Directive: Below is a listing. Gather each line of it that contains "play".

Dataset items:
▶

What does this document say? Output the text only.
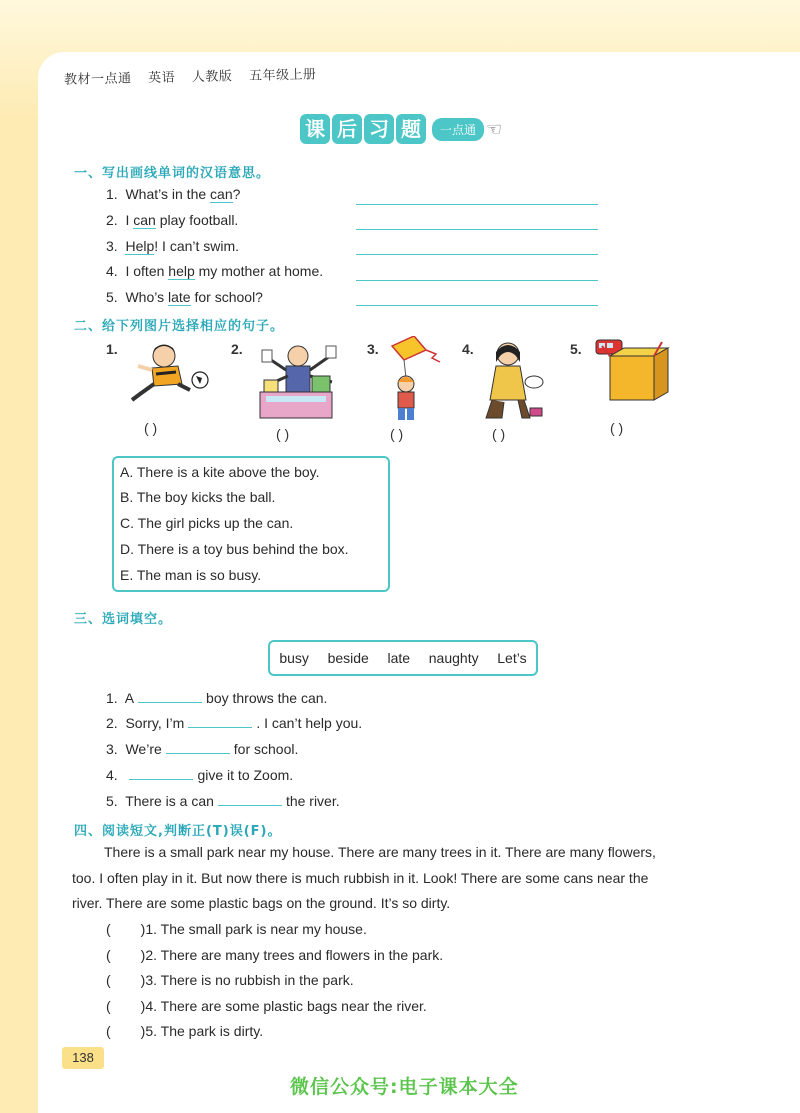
教材一点通 英语 人教版 五年级上册
课 后 习 题	一点通 ☜
一、写出画线单词的汉语意思。
1. What’s in the can?
2. I can play football.
3. Help! I can’t swim.
4. I often help my mother at home.
5. Who’s late for school?
二、给下列图片选择相应的句子。
1.	2.	3.	4.	5.
( )	( )	( )	( )	( )
A. There is a kite above the boy.
B. The boy kicks the ball.
C. The girl picks up the can.
D. There is a toy bus behind the box.
E. The man is so busy.
三、选词填空。
busy beside late naughty Let’s
1. A	boy throws the can.
2. Sorry, I’m	. I can’t help you.
3. We’re	for school.
4.	give it to Zoom.
5. There is a can	the river.
四、阅读短文,判断正(T)误(F)。
There is a small park near my house. There are many trees in it. There are many flowers,
too. I often play in it. But now there is much rubbish in it. Look! There are some cans near the
river. There are some plastic bags on the ground. It’s so dirty.
( )1. The small park is near my house.
( )2. There are many trees and flowers in the park.
( )3. There is no rubbish in the park.
( )4. There are some plastic bags near the river.
( )5. The park is dirty.
138
微信公众号:电子课本大全
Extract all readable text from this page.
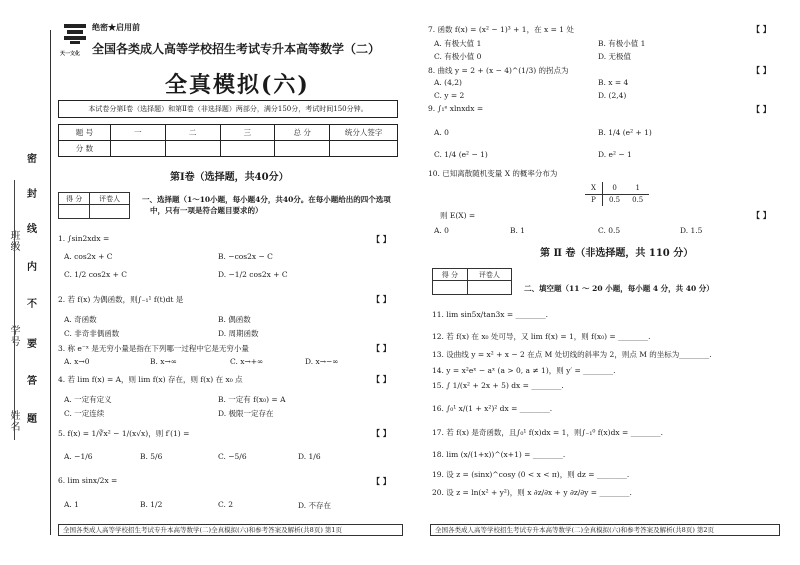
密
封
线
内
不
要
答
题
班级
学号
姓名
天一文化
绝密★启用前
全国各类成人高等学校招生考试专升本高等数学（二）
全真模拟(六)
本试卷分第Ⅰ卷（选择题）和第Ⅱ卷（非选择题）两部分，满分150分，考试时间150分钟。
题 号	一	二	三	总 分	统分人签字
分 数					
第Ⅰ卷（选择题，共40分）
得 分	评卷人
		一、选择题（1～10小题，每小题4分，共40分。在每小题给出的四个选项
中，只有一项是符合题目要求的）
1. ∫sin2xdx =	【 】
A. cos2x + C	B. −cos2x − C
C. 1/2 cos2x + C	D. −1/2 cos2x + C
2. 若 f(x) 为偶函数，则∫₋₁¹ f(t)dt 是	【 】
A. 奇函数	B. 偶函数
C. 非奇非偶函数	D. 周期函数
3. 称 e⁻ˣ 是无穷小量是指在下列哪一过程中它是无穷小量	【 】
A. x→0	B. x→∞	C. x→+∞	D. x→−∞
4. 若 lim f(x) = A，则 lim f(x) 存在，则 f(x) 在 x₀ 点	【 】
A. 一定有定义	B. 一定有 f(x₀) = A
C. 一定连续	D. 极限一定存在
5. f(x) = 1/∛x² − 1/(x√x)，则 f′(1) =	【 】
A. −1/6	B. 5/6	C. −5/6	D. 1/6
6. lim sinx/2x =	【 】
A. 1	B. 1/2	C. 2	D. 不存在
全国各类成人高等学校招生考试专升本高等数学(二)全真模拟(六)和参考答案及解析(共8页) 第1页
7. 函数 f(x) = (x² − 1)³ + 1，在 x = 1 处	【 】
A. 有极大值 1	B. 有极小值 1
C. 有极小值 0	D. 无极值
8. 曲线 y = 2 + (x − 4)^(1/3) 的拐点为	【 】
A. (4,2)	B. x = 4
C. y = 2	D. (2,4)
9. ∫₁ᵉ xlnxdx =	【 】
A. 0	B. 1/4 (e² + 1)
C. 1/4 (e² − 1)	D. e² − 1
10. 已知离散随机变量 X 的概率分布为
【 】
X	0	1
P	0.5	0.5
则 E(X) =
A. 0	B. 1	C. 0.5	D. 1.5
第 Ⅱ 卷（非选择题，共 110 分）
得 分	评卷人

二、填空题（11 ～ 20 小题，每小题 4 分，共 40 分）
11. lim sin5x/tan3x = ________.
12. 若 f(x) 在 x₀ 处可导，又 lim f(x) = 1，则 f(x₀) = ________.
13. 设曲线 y = x² + x − 2 在点 M 处切线的斜率为 2，则点 M 的坐标为________.
14. y = x²eˣ − aˣ (a > 0, a ≠ 1)，则 y′ = ________.
15. ∫ 1/(x² + 2x + 5) dx = ________.
16. ∫₀¹ x/(1 + x²)² dx = ________.
17. 若 f(x) 是奇函数，且∫₀¹ f(x)dx = 1，则∫₋₁⁰ f(x)dx = ________.
18. lim (x/(1+x))^(x+1) = ________.
19. 设 z = (sinx)^cosy (0 < x < π)，则 dz = ________.
20. 设 z = ln(x² + y²)，则 x ∂z/∂x + y ∂z/∂y = ________.
全国各类成人高等学校招生考试专升本高等数学(二)全真模拟(六)和参考答案及解析(共8页) 第2页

◀

Worked solution:
2. I can play football.
too. I often play in it. But now there is much rubbish in it. Look! There are some cans near the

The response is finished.